■ **Objective**: Write the data out again, exactly as given.

>>>>>

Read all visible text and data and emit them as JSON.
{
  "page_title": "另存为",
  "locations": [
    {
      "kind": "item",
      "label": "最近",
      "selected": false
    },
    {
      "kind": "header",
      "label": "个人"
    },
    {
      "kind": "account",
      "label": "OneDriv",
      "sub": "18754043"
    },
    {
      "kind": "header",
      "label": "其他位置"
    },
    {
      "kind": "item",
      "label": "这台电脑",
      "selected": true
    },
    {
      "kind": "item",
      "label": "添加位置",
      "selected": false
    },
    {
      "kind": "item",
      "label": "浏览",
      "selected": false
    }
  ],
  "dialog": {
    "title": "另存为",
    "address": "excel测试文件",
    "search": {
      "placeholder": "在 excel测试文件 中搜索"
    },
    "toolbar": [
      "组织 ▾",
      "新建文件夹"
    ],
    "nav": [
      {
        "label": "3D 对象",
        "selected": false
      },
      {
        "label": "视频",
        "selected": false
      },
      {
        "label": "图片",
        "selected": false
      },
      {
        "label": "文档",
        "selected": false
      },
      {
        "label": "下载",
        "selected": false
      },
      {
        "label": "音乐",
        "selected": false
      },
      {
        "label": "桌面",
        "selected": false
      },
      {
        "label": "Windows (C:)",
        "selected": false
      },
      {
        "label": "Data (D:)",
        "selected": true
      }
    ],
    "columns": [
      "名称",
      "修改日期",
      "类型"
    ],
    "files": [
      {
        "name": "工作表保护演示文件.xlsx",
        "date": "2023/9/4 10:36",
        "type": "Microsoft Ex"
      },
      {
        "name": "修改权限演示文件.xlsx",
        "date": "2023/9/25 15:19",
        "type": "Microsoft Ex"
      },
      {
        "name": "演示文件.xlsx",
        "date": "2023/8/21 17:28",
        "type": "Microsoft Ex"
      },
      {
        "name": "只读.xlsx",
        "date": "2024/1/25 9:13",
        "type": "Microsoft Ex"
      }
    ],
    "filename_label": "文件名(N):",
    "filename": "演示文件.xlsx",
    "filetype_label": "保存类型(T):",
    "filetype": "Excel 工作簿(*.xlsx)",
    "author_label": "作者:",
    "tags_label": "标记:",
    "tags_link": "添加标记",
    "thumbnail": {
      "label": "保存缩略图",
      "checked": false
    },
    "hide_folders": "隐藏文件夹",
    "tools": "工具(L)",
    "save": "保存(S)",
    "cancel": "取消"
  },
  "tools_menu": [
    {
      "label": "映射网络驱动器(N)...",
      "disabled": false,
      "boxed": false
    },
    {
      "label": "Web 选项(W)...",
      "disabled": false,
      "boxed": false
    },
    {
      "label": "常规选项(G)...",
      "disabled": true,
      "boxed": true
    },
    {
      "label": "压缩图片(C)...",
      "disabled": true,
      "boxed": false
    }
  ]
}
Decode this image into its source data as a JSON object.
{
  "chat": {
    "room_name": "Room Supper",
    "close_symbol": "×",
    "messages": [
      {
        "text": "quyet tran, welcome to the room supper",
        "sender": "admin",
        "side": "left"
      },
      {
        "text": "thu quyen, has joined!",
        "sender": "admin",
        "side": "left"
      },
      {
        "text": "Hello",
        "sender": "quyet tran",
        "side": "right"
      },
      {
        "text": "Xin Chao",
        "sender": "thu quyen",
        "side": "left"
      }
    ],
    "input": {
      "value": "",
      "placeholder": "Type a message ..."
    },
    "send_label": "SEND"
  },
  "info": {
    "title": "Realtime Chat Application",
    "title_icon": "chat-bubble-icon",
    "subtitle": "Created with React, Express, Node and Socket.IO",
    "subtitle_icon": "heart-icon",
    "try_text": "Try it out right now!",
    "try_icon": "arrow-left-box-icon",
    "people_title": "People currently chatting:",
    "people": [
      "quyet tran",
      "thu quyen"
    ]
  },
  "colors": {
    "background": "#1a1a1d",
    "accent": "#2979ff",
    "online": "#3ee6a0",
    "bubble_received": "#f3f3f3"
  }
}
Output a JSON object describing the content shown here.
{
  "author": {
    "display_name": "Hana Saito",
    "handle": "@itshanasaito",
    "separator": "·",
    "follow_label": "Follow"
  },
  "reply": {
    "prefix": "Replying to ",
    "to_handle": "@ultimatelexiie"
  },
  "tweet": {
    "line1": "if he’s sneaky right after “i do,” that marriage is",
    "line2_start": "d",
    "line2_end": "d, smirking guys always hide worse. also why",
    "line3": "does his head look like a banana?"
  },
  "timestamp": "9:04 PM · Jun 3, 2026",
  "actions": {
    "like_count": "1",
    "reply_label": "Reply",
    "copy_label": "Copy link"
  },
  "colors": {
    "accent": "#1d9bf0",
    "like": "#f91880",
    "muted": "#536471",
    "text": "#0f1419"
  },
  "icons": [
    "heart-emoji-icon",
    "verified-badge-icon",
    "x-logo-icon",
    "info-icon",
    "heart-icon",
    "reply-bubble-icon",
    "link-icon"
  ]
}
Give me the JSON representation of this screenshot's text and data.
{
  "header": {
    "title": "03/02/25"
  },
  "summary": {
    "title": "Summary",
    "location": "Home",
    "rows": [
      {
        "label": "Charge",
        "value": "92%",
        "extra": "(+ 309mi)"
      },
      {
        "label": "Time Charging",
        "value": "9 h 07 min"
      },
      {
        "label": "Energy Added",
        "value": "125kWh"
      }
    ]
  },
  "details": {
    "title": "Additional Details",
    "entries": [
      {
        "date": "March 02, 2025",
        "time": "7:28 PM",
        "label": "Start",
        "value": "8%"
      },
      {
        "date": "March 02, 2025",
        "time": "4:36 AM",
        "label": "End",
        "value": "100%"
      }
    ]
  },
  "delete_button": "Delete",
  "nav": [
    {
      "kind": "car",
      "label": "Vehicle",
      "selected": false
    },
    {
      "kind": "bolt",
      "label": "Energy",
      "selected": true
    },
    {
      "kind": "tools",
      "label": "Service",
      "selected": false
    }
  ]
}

<<<<<

■ **Result of the exercise**:
Read all visible text and data and emit them as JSON.
{
  "page_title": "另存为",
  "locations": [
    {
      "kind": "item",
      "label": "最近",
      "selected": false
    },
    {
      "kind": "header",
      "label": "个人"
    },
    {
      "kind": "account",
      "label": "OneDriv",
      "sub": "18754043"
    },
    {
      "kind": "header",
      "label": "其他位置"
    },
    {
      "kind": "item",
      "label": "这台电脑",
      "selected": true
    },
    {
      "kind": "item",
      "label": "添加位置",
      "selected": false
    },
    {
      "kind": "item",
      "label": "浏览",
      "selected": false
    }
  ],
  "dialog": {
    "title": "另存为",
    "address": "excel测试文件",
    "search": {
      "placeholder": "在 excel测试文件 中搜索"
    },
    "toolbar": [
      "组织 ▾",
      "新建文件夹"
    ],
    "nav": [
      {
        "label": "3D 对象",
        "selected": false
      },
      {
        "label": "视频",
        "selected": false
      },
      {
        "label": "图片",
        "selected": false
      },
      {
        "label": "文档",
        "selected": false
      },
      {
        "label": "下载",
        "selected": false
      },
      {
        "label": "音乐",
        "selected": false
      },
      {
        "label": "桌面",
        "selected": false
      },
      {
        "label": "Windows (C:)",
        "selected": false
      },
      {
        "label": "Data (D:)",
        "selected": true
      }
    ],
    "columns": [
      "名称",
      "修改日期",
      "类型"
    ],
    "files": [
      {
        "name": "工作表保护演示文件.xlsx",
        "date": "2023/9/4 10:36",
        "type": "Microsoft Ex"
      },
      {
        "name": "修改权限演示文件.xlsx",
        "date": "2023/9/25 15:19",
        "type": "Microsoft Ex"
      },
      {
        "name": "演示文件.xlsx",
        "date": "2023/8/21 17:28",
        "type": "Microsoft Ex"
      },
      {
        "name": "只读.xlsx",
        "date": "2024/1/25 9:13",
        "type": "Microsoft Ex"
      }
    ],
    "filename_label": "文件名(N):",
    "filename": "演示文件.xlsx",
    "filetype_label": "保存类型(T):",
    "filetype": "Excel 工作簿(*.xlsx)",
    "author_label": "作者:",
    "tags_label": "标记:",
    "tags_link": "添加标记",
    "thumbnail": {
      "label": "保存缩略图",
      "checked": false
    },
    "hide_folders": "隐藏文件夹",
    "tools": "工具(L)",
    "save": "保存(S)",
    "cancel": "取消"
  },
  "tools_menu": [
    {
      "label": "映射网络驱动器(N)...",
      "disabled": false,
      "boxed": false
    },
    {
      "label": "Web 选项(W)...",
      "disabled": false,
      "boxed": false
    },
    {
      "label": "常规选项(G)...",
      "disabled": true,
      "boxed": true
    },
    {
      "label": "压缩图片(C)...",
      "disabled": true,
      "boxed": false
    }
  ]
}
Decode this image into its source data as a JSON object.
{
  "chat": {
    "room_name": "Room Supper",
    "close_symbol": "×",
    "messages": [
      {
        "text": "quyet tran, welcome to the room supper",
        "sender": "admin",
        "side": "left"
      },
      {
        "text": "thu quyen, has joined!",
        "sender": "admin",
        "side": "left"
      },
      {
        "text": "Hello",
        "sender": "quyet tran",
        "side": "right"
      },
      {
        "text": "Xin Chao",
        "sender": "thu quyen",
        "side": "left"
      }
    ],
    "input": {
      "value": "",
      "placeholder": "Type a message ..."
    },
    "send_label": "SEND"
  },
  "info": {
    "title": "Realtime Chat Application",
    "title_icon": "chat-bubble-icon",
    "subtitle": "Created with React, Express, Node and Socket.IO",
    "subtitle_icon": "heart-icon",
    "try_text": "Try it out right now!",
    "try_icon": "arrow-left-box-icon",
    "people_title": "People currently chatting:",
    "people": [
      "quyet tran",
      "thu quyen"
    ]
  },
  "colors": {
    "background": "#1a1a1d",
    "accent": "#2979ff",
    "online": "#3ee6a0",
    "bubble_received": "#f3f3f3"
  }
}
Output a JSON object describing the content shown here.
{
  "author": {
    "display_name": "Hana Saito",
    "handle": "@itshanasaito",
    "separator": "·",
    "follow_label": "Follow"
  },
  "reply": {
    "prefix": "Replying to ",
    "to_handle": "@ultimatelexiie"
  },
  "tweet": {
    "line1": "if he’s sneaky right after “i do,” that marriage is",
    "line2_start": "d",
    "line2_end": "d, smirking guys always hide worse. also why",
    "line3": "does his head look like a banana?"
  },
  "timestamp": "9:04 PM · Jun 3, 2026",
  "actions": {
    "like_count": "1",
    "reply_label": "Reply",
    "copy_label": "Copy link"
  },
  "colors": {
    "accent": "#1d9bf0",
    "like": "#f91880",
    "muted": "#536471",
    "text": "#0f1419"
  },
  "icons": [
    "heart-emoji-icon",
    "verified-badge-icon",
    "x-logo-icon",
    "info-icon",
    "heart-icon",
    "reply-bubble-icon",
    "link-icon"
  ]
}
Give me the JSON representation of this screenshot's text and data.
{
  "header": {
    "title": "03/02/25"
  },
  "summary": {
    "title": "Summary",
    "location": "Home",
    "rows": [
      {
        "label": "Charge",
        "value": "92%",
        "extra": "(+ 309mi)"
      },
      {
        "label": "Time Charging",
        "value": "9 h 07 min"
      },
      {
        "label": "Energy Added",
        "value": "125kWh"
      }
    ]
  },
  "details": {
    "title": "Additional Details",
    "entries": [
      {
        "date": "March 02, 2025",
        "time": "7:28 PM",
        "label": "Start",
        "value": "8%"
      },
      {
        "date": "March 02, 2025",
        "time": "4:36 AM",
        "label": "End",
        "value": "100%"
      }
    ]
  },
  "delete_button": "Delete",
  "nav": [
    {
      "kind": "car",
      "label": "Vehicle",
      "selected": false
    },
    {
      "kind": "bolt",
      "label": "Energy",
      "selected": true
    },
    {
      "kind": "tools",
      "label": "Service",
      "selected": false
    }
  ]
}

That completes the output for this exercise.